**DATA TO PROCESS**
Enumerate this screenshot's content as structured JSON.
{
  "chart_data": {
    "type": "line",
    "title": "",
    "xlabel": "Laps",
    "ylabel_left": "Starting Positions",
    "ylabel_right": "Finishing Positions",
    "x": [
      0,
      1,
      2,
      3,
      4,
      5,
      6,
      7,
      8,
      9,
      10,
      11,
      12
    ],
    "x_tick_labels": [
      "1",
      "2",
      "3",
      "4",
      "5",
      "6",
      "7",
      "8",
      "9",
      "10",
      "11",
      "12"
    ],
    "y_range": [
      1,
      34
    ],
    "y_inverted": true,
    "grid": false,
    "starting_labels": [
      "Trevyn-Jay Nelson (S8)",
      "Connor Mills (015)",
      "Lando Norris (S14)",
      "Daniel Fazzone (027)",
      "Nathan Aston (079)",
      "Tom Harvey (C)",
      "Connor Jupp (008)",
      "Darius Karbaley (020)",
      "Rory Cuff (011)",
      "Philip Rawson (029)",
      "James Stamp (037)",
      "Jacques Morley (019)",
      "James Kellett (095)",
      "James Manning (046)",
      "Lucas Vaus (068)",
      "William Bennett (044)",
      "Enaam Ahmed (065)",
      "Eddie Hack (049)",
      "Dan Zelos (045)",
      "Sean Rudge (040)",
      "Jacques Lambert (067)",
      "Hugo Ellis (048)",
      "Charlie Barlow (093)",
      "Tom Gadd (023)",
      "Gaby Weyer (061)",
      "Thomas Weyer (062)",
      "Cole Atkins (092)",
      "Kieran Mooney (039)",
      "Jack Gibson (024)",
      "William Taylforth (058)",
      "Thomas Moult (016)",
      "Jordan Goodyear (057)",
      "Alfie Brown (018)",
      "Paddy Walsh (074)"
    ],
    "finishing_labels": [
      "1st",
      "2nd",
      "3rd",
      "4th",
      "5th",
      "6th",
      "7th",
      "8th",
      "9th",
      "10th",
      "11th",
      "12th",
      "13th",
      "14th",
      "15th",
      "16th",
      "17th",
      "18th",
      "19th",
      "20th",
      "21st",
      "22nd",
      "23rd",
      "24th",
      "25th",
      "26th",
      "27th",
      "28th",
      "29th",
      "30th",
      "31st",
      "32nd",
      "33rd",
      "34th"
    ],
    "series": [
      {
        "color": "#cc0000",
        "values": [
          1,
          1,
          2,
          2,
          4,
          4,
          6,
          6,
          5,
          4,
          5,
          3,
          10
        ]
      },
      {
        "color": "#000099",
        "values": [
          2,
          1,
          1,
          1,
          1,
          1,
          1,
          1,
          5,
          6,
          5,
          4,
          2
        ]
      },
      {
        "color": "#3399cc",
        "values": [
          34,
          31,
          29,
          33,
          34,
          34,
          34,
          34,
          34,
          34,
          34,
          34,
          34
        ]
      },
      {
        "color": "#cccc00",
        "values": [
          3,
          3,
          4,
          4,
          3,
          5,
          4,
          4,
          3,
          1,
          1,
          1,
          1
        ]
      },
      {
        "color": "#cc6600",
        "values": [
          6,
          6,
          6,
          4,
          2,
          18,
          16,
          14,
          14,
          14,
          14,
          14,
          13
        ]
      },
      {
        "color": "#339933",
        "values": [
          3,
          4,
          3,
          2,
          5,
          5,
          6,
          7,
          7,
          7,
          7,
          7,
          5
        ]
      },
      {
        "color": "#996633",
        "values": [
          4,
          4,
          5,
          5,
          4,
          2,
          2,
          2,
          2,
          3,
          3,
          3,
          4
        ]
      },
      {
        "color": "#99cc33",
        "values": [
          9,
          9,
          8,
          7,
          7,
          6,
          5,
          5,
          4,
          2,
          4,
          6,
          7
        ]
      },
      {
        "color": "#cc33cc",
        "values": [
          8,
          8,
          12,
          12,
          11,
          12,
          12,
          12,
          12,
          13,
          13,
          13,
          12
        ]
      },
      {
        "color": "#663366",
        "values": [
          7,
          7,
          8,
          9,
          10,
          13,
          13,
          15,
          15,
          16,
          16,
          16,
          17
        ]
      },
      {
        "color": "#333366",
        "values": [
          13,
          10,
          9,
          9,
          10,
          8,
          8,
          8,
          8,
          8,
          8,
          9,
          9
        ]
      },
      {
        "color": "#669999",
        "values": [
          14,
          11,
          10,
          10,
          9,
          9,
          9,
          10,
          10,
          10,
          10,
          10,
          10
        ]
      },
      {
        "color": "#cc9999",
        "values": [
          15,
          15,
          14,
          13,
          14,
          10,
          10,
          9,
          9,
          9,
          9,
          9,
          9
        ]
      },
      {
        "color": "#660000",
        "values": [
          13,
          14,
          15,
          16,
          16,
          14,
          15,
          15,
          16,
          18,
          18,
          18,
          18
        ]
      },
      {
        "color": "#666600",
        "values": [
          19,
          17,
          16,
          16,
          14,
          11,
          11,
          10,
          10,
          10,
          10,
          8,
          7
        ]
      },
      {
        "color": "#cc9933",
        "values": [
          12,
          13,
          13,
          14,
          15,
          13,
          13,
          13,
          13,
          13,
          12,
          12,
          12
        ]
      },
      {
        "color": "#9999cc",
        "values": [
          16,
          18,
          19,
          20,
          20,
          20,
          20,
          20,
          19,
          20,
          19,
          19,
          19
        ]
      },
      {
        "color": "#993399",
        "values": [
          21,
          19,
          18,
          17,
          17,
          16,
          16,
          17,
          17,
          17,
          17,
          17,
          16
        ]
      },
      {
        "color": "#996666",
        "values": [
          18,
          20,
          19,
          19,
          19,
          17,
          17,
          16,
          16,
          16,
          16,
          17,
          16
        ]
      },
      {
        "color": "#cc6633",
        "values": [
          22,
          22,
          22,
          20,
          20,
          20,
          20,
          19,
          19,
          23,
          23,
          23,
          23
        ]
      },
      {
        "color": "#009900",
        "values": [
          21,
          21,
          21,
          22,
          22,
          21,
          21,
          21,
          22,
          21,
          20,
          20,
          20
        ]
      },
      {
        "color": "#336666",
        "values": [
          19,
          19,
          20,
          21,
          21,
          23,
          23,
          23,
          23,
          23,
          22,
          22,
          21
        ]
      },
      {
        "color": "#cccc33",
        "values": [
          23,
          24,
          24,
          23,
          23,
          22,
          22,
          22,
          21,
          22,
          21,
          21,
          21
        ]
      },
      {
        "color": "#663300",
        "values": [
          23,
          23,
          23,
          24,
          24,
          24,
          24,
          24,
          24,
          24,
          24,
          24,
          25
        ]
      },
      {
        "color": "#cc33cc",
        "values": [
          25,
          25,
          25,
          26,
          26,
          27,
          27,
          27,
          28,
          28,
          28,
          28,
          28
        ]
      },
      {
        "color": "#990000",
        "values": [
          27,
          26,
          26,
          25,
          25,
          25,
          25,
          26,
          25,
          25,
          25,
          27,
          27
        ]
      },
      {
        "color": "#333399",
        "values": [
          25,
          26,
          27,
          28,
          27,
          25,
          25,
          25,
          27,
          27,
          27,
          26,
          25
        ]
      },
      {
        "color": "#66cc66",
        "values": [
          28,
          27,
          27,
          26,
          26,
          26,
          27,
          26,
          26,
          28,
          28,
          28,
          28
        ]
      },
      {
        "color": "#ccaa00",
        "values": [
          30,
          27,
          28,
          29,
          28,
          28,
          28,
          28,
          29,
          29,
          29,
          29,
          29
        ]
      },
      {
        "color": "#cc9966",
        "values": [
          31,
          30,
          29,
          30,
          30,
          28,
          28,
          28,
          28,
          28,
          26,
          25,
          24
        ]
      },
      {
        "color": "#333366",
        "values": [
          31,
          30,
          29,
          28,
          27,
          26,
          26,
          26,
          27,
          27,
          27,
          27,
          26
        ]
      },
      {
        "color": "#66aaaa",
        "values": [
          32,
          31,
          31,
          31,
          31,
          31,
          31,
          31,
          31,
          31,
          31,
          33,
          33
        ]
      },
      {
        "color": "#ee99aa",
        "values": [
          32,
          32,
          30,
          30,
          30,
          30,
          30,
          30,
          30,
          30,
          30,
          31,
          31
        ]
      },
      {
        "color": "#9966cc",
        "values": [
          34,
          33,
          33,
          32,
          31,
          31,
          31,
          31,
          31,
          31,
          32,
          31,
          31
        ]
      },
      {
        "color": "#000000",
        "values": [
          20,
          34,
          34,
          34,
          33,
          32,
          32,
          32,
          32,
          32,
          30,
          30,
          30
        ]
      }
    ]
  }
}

**TASK DETAILS**
Work out how many lines of the data above contain the string "William" and give the number alone.

**EXERCISE ANSWER**
2